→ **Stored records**
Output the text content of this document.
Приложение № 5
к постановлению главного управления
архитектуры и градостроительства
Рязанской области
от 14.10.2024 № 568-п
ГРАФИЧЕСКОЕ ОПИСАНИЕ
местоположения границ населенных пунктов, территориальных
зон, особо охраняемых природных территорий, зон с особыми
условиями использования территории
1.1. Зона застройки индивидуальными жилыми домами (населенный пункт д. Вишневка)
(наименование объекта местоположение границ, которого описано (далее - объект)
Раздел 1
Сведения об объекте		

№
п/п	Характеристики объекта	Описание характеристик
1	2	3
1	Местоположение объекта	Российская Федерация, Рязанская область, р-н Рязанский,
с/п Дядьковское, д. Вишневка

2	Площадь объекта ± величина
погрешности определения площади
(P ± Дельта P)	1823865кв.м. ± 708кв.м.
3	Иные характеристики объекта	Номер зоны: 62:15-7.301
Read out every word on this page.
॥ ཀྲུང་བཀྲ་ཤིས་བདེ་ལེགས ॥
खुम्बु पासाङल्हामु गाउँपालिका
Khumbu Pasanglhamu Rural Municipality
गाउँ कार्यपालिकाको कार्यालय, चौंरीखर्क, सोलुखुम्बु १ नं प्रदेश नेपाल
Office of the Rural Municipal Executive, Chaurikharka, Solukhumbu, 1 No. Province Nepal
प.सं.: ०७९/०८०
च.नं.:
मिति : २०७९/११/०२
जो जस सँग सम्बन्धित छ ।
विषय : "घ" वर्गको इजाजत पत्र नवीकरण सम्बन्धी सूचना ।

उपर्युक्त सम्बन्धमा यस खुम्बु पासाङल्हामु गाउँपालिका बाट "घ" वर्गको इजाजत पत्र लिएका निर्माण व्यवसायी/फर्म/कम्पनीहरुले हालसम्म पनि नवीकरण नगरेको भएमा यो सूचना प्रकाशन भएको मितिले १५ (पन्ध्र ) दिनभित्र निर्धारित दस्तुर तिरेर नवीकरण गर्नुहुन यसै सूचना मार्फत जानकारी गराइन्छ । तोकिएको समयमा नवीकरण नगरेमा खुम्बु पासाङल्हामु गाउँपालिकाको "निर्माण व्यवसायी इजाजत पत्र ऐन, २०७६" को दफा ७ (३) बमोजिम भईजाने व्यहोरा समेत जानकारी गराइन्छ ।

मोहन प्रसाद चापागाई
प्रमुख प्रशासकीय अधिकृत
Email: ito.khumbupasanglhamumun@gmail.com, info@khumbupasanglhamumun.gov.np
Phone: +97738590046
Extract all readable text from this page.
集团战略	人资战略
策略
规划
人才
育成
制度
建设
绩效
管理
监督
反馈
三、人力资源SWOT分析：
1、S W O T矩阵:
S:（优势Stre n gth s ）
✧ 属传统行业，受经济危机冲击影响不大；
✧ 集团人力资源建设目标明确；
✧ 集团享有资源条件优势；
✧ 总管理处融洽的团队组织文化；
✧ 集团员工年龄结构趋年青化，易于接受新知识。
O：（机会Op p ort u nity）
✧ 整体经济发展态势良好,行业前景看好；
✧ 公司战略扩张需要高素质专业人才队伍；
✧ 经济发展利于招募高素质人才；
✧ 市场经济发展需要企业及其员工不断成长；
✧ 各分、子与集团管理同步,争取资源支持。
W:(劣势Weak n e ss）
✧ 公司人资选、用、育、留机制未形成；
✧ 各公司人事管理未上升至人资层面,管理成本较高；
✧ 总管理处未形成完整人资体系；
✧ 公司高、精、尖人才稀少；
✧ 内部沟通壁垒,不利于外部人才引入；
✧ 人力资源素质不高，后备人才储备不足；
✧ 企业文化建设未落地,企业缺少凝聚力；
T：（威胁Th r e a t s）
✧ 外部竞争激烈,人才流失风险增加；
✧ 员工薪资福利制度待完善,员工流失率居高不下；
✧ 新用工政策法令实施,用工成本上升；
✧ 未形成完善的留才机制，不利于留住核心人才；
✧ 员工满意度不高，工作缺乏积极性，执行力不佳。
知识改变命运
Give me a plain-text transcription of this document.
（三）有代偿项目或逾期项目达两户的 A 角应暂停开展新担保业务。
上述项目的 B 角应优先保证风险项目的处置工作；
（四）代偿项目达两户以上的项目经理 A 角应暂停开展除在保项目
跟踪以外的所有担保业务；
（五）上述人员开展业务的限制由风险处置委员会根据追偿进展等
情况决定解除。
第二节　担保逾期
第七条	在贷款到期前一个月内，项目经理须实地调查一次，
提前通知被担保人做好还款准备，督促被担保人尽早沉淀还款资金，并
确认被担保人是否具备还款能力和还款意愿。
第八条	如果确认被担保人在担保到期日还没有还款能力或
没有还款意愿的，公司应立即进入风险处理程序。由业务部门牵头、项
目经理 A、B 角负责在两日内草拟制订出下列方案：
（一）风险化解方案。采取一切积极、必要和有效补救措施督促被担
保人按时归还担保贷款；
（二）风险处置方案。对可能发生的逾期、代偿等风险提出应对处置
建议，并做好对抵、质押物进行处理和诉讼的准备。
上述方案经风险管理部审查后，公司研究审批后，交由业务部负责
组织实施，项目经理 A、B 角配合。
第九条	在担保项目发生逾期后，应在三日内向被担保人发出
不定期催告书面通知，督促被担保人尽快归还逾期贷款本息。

→ **What is being asked**
Every line in the data above that contains "document" needs to be copied.

→ **Solution for this problem**
Output the text content of this document.
Give me a plain-text transcription of this document.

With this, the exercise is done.